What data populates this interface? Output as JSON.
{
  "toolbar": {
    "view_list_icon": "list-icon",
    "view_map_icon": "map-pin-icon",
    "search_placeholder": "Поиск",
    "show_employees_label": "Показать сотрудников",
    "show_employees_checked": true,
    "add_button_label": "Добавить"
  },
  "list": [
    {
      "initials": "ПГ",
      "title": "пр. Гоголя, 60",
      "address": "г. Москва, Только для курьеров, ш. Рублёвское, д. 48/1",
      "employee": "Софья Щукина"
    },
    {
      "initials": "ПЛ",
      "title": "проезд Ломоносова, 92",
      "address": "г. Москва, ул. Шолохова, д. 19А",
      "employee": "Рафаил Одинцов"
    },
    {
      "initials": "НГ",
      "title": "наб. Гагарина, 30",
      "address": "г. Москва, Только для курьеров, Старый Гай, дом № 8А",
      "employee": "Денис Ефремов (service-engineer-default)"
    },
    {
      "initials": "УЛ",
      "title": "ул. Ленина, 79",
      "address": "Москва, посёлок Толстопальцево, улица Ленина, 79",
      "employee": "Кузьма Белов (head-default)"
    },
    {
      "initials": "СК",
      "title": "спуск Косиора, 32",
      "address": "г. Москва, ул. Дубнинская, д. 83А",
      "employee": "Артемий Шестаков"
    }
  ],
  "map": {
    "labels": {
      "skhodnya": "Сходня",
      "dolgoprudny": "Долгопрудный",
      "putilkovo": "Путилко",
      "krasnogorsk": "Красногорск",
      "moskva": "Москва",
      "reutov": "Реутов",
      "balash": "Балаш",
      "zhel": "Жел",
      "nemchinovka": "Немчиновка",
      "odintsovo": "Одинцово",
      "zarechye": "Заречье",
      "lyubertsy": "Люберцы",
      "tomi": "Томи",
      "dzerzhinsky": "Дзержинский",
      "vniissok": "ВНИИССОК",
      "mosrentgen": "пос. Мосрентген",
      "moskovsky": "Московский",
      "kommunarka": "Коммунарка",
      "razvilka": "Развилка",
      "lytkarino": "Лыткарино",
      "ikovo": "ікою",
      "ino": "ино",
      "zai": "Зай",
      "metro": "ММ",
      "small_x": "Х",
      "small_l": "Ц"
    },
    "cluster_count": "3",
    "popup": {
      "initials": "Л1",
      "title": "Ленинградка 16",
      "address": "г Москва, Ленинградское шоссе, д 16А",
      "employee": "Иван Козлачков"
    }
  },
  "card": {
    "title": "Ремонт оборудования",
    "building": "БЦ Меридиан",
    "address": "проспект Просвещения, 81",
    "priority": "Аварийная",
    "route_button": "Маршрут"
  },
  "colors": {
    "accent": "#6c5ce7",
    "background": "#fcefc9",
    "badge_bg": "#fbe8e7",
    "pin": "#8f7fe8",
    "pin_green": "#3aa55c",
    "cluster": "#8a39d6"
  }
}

------------------------------

Count the lines of these entries that hold the string "icon", and give only that number.

2